_Problem details:_
Write out the full listing exactly as given, minus the images.

_Record excerpts:_
"""
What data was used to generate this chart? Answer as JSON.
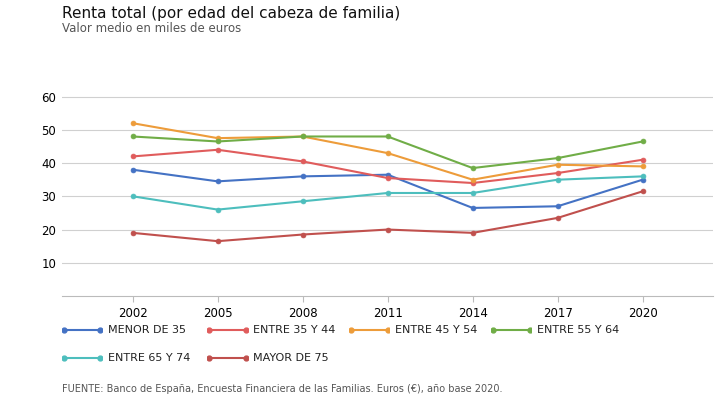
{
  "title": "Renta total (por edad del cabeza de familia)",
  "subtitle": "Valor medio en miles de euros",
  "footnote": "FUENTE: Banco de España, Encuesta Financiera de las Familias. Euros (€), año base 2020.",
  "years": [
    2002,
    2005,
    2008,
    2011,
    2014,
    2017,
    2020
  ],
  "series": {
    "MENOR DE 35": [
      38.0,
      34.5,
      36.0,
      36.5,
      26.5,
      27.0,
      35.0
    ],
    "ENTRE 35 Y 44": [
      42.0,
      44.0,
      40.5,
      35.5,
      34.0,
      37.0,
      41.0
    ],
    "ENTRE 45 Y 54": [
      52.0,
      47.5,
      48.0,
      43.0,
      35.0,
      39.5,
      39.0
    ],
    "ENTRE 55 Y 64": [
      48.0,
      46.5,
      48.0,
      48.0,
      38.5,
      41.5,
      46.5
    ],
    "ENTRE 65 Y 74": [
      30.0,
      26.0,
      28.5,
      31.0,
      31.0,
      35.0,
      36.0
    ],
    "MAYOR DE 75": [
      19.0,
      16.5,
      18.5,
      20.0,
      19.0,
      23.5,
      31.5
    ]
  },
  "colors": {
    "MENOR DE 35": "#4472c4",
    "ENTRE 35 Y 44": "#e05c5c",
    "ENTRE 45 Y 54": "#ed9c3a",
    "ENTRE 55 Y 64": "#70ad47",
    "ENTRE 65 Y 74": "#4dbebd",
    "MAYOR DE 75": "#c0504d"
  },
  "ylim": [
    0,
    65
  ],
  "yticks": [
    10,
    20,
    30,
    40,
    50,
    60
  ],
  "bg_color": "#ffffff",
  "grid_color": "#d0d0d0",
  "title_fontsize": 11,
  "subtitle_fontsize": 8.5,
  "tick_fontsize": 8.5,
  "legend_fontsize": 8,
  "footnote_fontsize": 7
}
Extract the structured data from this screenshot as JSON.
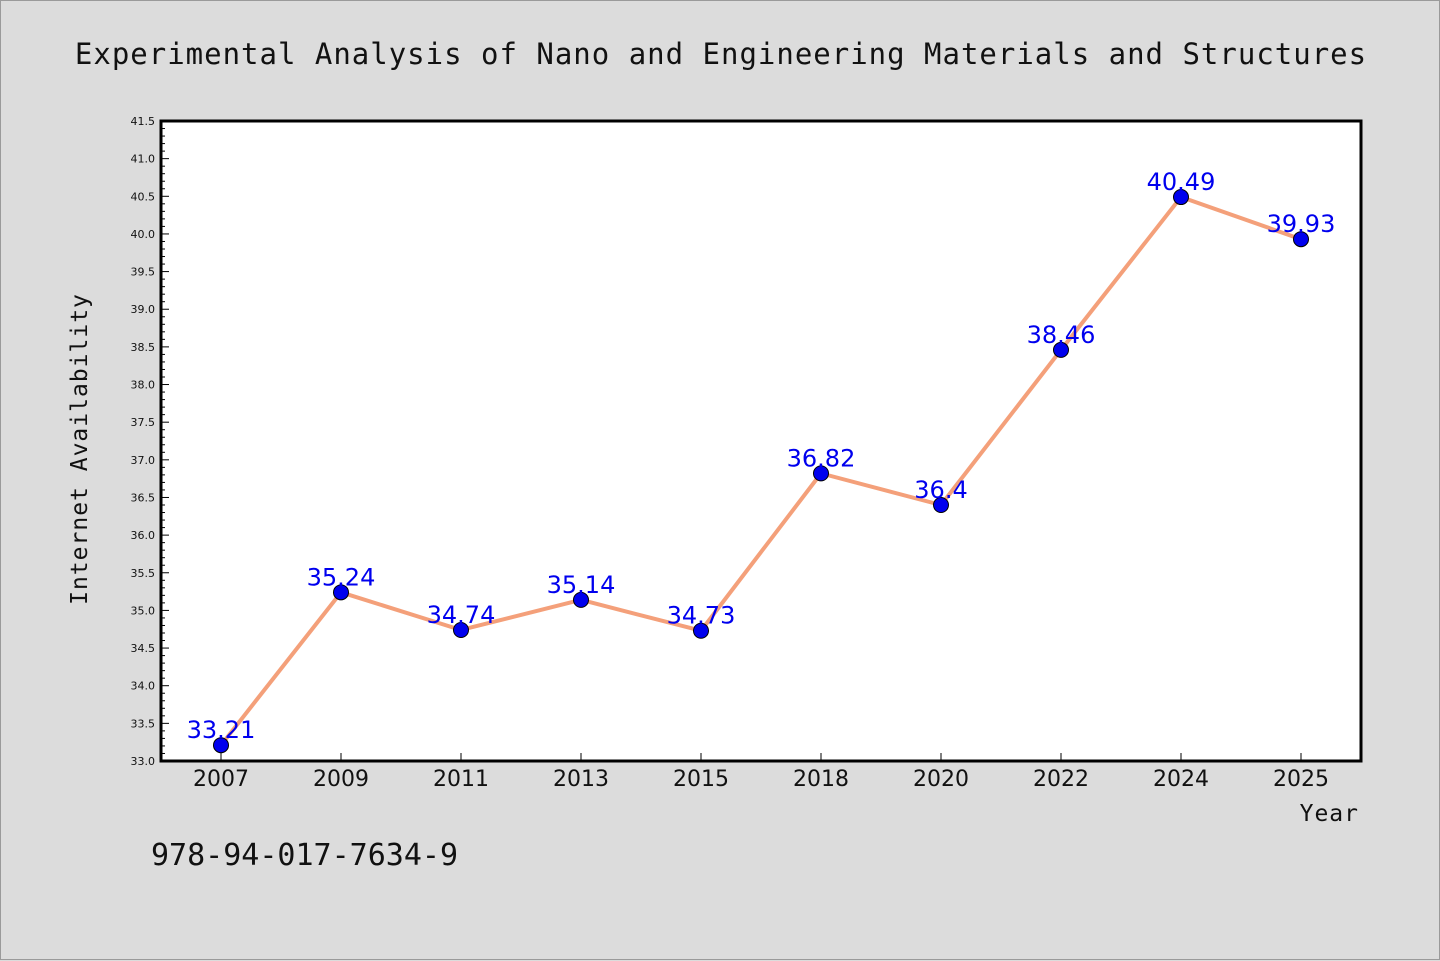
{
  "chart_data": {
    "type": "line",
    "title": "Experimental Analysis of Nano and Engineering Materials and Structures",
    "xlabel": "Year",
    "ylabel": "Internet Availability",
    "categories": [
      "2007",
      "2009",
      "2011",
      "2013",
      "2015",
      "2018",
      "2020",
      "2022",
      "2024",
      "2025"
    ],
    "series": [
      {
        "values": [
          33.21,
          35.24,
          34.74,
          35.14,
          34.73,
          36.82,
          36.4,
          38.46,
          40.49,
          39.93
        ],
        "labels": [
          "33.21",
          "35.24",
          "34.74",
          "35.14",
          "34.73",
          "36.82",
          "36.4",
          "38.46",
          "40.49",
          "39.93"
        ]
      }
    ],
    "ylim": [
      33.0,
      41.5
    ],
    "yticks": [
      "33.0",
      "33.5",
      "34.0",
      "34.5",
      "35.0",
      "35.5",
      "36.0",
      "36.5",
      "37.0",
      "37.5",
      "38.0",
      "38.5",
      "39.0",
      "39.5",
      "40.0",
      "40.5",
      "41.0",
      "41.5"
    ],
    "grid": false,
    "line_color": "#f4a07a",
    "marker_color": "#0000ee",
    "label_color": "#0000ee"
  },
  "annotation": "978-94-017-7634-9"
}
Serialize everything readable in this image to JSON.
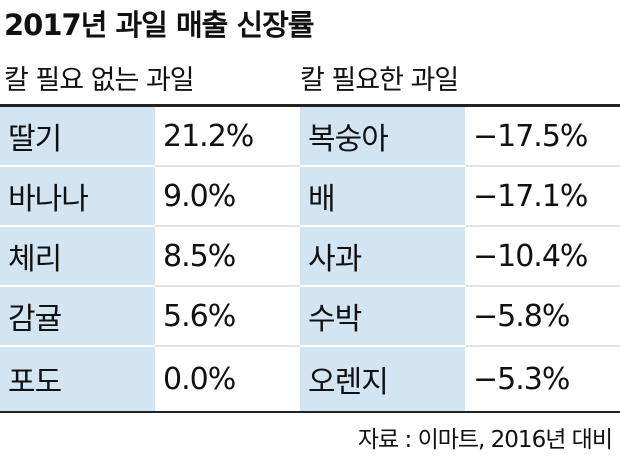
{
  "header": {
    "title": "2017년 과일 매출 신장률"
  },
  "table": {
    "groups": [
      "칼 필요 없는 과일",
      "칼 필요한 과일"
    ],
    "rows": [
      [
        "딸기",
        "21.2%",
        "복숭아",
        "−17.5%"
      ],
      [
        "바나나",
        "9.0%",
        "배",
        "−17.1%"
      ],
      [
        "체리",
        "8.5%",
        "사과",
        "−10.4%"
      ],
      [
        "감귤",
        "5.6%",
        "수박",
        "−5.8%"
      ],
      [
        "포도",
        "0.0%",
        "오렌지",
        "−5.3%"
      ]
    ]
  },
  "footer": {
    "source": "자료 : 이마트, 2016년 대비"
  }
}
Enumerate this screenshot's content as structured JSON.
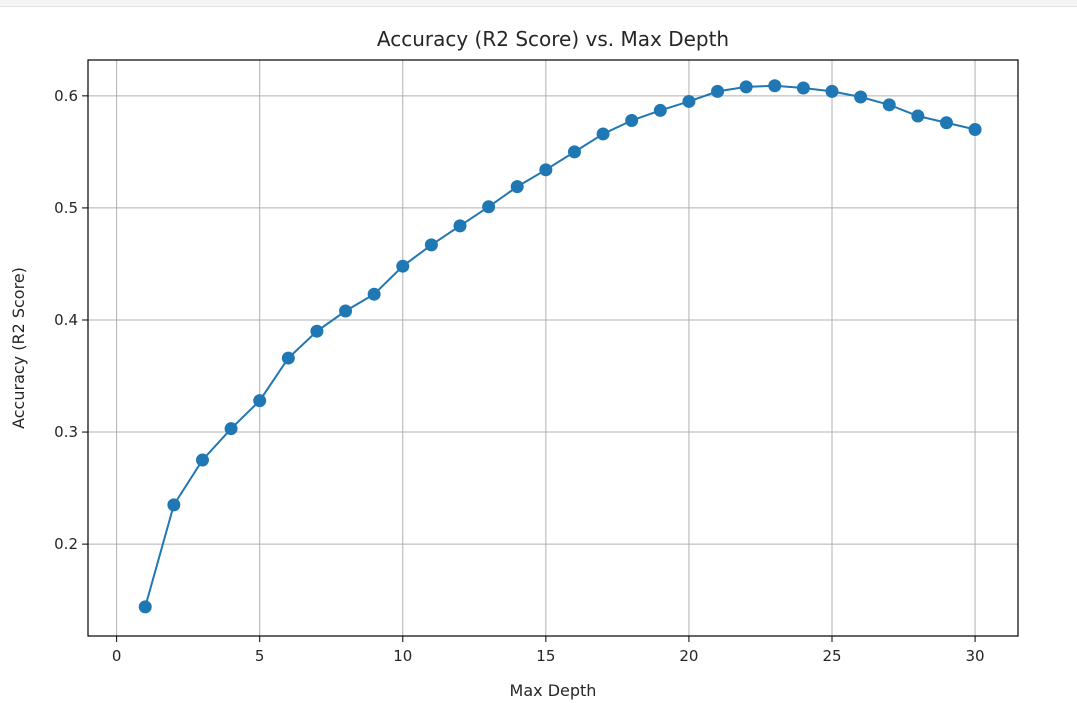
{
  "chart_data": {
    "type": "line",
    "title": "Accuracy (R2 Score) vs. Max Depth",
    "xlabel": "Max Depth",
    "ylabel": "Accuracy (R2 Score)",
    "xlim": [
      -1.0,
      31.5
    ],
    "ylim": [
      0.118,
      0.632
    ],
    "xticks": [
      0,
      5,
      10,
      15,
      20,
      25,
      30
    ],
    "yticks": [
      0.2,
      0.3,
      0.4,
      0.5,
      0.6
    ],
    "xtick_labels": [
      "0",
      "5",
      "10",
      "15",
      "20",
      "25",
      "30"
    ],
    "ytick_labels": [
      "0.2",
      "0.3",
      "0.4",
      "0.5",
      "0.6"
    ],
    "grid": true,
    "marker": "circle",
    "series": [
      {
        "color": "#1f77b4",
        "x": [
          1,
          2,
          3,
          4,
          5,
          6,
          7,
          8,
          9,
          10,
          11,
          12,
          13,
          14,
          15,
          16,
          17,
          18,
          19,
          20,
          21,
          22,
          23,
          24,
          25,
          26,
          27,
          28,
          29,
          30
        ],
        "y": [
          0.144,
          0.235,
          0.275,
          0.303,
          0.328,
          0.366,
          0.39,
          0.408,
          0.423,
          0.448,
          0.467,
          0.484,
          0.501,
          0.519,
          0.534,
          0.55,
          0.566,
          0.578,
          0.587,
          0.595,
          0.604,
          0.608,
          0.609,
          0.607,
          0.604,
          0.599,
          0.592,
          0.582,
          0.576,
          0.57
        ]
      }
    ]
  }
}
"""
_Correct answer:_
What data was used to generate this chart? Answer as JSON.
{
  "title": "Renta total (por edad del cabeza de familia)",
  "subtitle": "Valor medio en miles de euros",
  "footnote": "FUENTE: Banco de España, Encuesta Financiera de las Familias. Euros (€), año base 2020.",
  "years": [
    2002,
    2005,
    2008,
    2011,
    2014,
    2017,
    2020
  ],
  "series": {
    "MENOR DE 35": [
      38.0,
      34.5,
      36.0,
      36.5,
      26.5,
      27.0,
      35.0
    ],
    "ENTRE 35 Y 44": [
      42.0,
      44.0,
      40.5,
      35.5,
      34.0,
      37.0,
      41.0
    ],
    "ENTRE 45 Y 54": [
      52.0,
      47.5,
      48.0,
      43.0,
      35.0,
      39.5,
      39.0
    ],
    "ENTRE 55 Y 64": [
      48.0,
      46.5,
      48.0,
      48.0,
      38.5,
      41.5,
      46.5
    ],
    "ENTRE 65 Y 74": [
      30.0,
      26.0,
      28.5,
      31.0,
      31.0,
      35.0,
      36.0
    ],
    "MAYOR DE 75": [
      19.0,
      16.5,
      18.5,
      20.0,
      19.0,
      23.5,
      31.5
    ]
  },
  "colors": {
    "MENOR DE 35": "#4472c4",
    "ENTRE 35 Y 44": "#e05c5c",
    "ENTRE 45 Y 54": "#ed9c3a",
    "ENTRE 55 Y 64": "#70ad47",
    "ENTRE 65 Y 74": "#4dbebd",
    "MAYOR DE 75": "#c0504d"
  },
  "ylim": [
    0,
    65
  ],
  "yticks": [
    10,
    20,
    30,
    40,
    50,
    60
  ],
  "bg_color": "#ffffff",
  "grid_color": "#d0d0d0",
  "title_fontsize": 11,
  "subtitle_fontsize": 8.5,
  "tick_fontsize": 8.5,
  "legend_fontsize": 8,
  "footnote_fontsize": 7
}
Extract the structured data from this screenshot as JSON.
{
  "chart_data": {
    "type": "line",
    "title": "Experimental Analysis of Nano and Engineering Materials and Structures",
    "xlabel": "Year",
    "ylabel": "Internet Availability",
    "categories": [
      "2007",
      "2009",
      "2011",
      "2013",
      "2015",
      "2018",
      "2020",
      "2022",
      "2024",
      "2025"
    ],
    "series": [
      {
        "values": [
          33.21,
          35.24,
          34.74,
          35.14,
          34.73,
          36.82,
          36.4,
          38.46,
          40.49,
          39.93
        ],
        "labels": [
          "33.21",
          "35.24",
          "34.74",
          "35.14",
          "34.73",
          "36.82",
          "36.4",
          "38.46",
          "40.49",
          "39.93"
        ]
      }
    ],
    "ylim": [
      33.0,
      41.5
    ],
    "yticks": [
      "33.0",
      "33.5",
      "34.0",
      "34.5",
      "35.0",
      "35.5",
      "36.0",
      "36.5",
      "37.0",
      "37.5",
      "38.0",
      "38.5",
      "39.0",
      "39.5",
      "40.0",
      "40.5",
      "41.0",
      "41.5"
    ],
    "grid": false,
    "line_color": "#f4a07a",
    "marker_color": "#0000ee",
    "label_color": "#0000ee"
  },
  "annotation": "978-94-017-7634-9"
}
Serialize everything readable in this image to JSON.
{
  "header": {
    "title": "2017년 과일 매출 신장률"
  },
  "table": {
    "groups": [
      "칼 필요 없는 과일",
      "칼 필요한 과일"
    ],
    "rows": [
      [
        "딸기",
        "21.2%",
        "복숭아",
        "−17.5%"
      ],
      [
        "바나나",
        "9.0%",
        "배",
        "−17.1%"
      ],
      [
        "체리",
        "8.5%",
        "사과",
        "−10.4%"
      ],
      [
        "감귤",
        "5.6%",
        "수박",
        "−5.8%"
      ],
      [
        "포도",
        "0.0%",
        "오렌지",
        "−5.3%"
      ]
    ]
  },
  "footer": {
    "source": "자료 : 이마트, 2016년 대비"
  }
}
Enumerate this screenshot's content as structured JSON.
{
  "chart_data": {
    "type": "line",
    "title": "Accuracy (R2 Score) vs. Max Depth",
    "xlabel": "Max Depth",
    "ylabel": "Accuracy (R2 Score)",
    "xlim": [
      -1.0,
      31.5
    ],
    "ylim": [
      0.118,
      0.632
    ],
    "xticks": [
      0,
      5,
      10,
      15,
      20,
      25,
      30
    ],
    "yticks": [
      0.2,
      0.3,
      0.4,
      0.5,
      0.6
    ],
    "xtick_labels": [
      "0",
      "5",
      "10",
      "15",
      "20",
      "25",
      "30"
    ],
    "ytick_labels": [
      "0.2",
      "0.3",
      "0.4",
      "0.5",
      "0.6"
    ],
    "grid": true,
    "marker": "circle",
    "series": [
      {
        "color": "#1f77b4",
        "x": [
          1,
          2,
          3,
          4,
          5,
          6,
          7,
          8,
          9,
          10,
          11,
          12,
          13,
          14,
          15,
          16,
          17,
          18,
          19,
          20,
          21,
          22,
          23,
          24,
          25,
          26,
          27,
          28,
          29,
          30
        ],
        "y": [
          0.144,
          0.235,
          0.275,
          0.303,
          0.328,
          0.366,
          0.39,
          0.408,
          0.423,
          0.448,
          0.467,
          0.484,
          0.501,
          0.519,
          0.534,
          0.55,
          0.566,
          0.578,
          0.587,
          0.595,
          0.604,
          0.608,
          0.609,
          0.607,
          0.604,
          0.599,
          0.592,
          0.582,
          0.576,
          0.57
        ]
      }
    ]
  }
}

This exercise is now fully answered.